Rows:

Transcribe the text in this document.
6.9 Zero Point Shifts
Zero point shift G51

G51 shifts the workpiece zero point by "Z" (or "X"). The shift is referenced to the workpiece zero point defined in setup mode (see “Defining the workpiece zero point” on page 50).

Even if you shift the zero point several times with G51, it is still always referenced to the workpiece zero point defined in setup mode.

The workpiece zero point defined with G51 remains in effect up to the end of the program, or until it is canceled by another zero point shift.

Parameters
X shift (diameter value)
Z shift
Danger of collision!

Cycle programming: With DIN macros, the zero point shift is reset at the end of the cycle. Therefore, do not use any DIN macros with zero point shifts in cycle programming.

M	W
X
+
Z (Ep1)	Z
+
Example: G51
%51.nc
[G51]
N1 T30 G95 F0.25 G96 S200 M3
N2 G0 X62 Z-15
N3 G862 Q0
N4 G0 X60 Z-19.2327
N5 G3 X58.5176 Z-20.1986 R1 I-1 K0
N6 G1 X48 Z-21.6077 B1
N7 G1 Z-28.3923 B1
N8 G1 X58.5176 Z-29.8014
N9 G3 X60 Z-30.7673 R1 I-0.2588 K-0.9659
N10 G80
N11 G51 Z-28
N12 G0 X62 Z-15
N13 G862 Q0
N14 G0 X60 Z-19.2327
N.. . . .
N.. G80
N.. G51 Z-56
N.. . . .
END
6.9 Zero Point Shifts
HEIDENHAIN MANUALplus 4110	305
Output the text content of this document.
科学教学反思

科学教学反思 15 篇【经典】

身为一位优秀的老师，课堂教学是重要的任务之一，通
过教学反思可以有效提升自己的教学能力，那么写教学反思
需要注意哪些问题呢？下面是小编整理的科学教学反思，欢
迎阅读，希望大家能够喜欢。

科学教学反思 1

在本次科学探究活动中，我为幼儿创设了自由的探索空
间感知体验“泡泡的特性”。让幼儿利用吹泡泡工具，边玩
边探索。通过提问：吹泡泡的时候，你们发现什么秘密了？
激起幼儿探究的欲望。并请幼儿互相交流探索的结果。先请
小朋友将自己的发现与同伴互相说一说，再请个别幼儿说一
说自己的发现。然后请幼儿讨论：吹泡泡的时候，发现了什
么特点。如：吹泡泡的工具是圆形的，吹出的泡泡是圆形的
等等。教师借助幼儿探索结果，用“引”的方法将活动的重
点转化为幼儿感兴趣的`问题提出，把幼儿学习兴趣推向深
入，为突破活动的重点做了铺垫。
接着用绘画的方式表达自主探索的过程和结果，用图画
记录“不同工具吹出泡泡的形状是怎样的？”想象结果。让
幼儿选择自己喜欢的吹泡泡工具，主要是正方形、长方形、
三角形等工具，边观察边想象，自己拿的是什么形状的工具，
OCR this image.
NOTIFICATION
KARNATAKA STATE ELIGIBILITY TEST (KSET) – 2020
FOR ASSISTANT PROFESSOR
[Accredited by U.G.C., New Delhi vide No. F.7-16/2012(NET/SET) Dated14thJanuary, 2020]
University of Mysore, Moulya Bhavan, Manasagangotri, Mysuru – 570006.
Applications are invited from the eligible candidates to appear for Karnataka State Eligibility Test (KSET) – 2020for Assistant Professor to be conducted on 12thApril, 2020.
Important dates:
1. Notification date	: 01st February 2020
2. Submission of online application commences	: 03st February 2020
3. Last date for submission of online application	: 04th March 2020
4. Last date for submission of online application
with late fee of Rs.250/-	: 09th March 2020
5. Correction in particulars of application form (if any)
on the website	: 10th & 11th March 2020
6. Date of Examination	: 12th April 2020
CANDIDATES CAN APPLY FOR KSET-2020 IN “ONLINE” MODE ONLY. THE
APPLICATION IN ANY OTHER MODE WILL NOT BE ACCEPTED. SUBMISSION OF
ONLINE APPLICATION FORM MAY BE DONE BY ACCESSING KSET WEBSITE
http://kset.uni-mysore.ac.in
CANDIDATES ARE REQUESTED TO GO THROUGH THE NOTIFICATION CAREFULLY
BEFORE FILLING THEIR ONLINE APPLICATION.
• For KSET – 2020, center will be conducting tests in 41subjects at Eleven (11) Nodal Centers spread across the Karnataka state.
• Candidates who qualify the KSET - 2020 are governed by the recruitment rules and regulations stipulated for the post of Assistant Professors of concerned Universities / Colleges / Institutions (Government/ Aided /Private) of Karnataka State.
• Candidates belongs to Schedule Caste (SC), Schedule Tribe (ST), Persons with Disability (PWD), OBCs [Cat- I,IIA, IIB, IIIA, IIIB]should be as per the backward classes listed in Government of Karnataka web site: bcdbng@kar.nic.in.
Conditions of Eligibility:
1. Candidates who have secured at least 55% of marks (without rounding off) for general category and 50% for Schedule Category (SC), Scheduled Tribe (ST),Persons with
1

Given exercise: Which lines above contain "text"? Show each of them.

Problem solution:
Transcribe the text in this document.
Output the text content of this document.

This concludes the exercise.